>> begin The input

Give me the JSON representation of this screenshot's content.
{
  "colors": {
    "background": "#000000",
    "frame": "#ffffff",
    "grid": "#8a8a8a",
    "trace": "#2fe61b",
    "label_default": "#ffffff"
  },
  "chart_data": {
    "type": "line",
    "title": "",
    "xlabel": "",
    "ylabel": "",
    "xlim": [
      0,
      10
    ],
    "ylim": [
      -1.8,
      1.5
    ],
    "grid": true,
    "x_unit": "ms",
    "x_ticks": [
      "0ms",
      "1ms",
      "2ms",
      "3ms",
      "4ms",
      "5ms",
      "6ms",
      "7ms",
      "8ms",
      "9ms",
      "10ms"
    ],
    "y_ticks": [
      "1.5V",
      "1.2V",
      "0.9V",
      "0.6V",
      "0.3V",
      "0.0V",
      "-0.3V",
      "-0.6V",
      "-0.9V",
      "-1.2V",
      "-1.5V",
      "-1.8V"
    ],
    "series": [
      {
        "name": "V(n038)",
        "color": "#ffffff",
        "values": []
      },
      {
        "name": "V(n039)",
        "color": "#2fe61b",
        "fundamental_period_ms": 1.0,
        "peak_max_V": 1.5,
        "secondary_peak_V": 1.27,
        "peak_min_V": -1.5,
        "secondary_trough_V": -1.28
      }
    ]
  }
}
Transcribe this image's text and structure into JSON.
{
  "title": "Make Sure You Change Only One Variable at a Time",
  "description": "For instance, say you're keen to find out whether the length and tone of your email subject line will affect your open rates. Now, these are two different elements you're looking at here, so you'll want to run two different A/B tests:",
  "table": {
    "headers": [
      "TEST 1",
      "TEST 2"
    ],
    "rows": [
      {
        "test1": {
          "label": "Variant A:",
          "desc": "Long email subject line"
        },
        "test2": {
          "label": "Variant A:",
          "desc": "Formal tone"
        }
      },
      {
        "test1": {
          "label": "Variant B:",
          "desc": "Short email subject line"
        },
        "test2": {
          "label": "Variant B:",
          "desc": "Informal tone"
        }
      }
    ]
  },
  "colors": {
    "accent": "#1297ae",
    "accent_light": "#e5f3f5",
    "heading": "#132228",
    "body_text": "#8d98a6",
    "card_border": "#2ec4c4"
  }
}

>> end The input

● Exercise brief: Copy exactly the lines of the listing above, beginning at the line with "Transcribe this image's" and ending at its final line; write out nothing else.

● Response:
Transcribe this image's text and structure into JSON.
{
  "title": "Make Sure You Change Only One Variable at a Time",
  "description": "For instance, say you're keen to find out whether the length and tone of your email subject line will affect your open rates. Now, these are two different elements you're looking at here, so you'll want to run two different A/B tests:",
  "table": {
    "headers": [
      "TEST 1",
      "TEST 2"
    ],
    "rows": [
      {
        "test1": {
          "label": "Variant A:",
          "desc": "Long email subject line"
        },
        "test2": {
          "label": "Variant A:",
          "desc": "Formal tone"
        }
      },
      {
        "test1": {
          "label": "Variant B:",
          "desc": "Short email subject line"
        },
        "test2": {
          "label": "Variant B:",
          "desc": "Informal tone"
        }
      }
    ]
  },
  "colors": {
    "accent": "#1297ae",
    "accent_light": "#e5f3f5",
    "heading": "#132228",
    "body_text": "#8d98a6",
    "card_border": "#2ec4c4"
  }
}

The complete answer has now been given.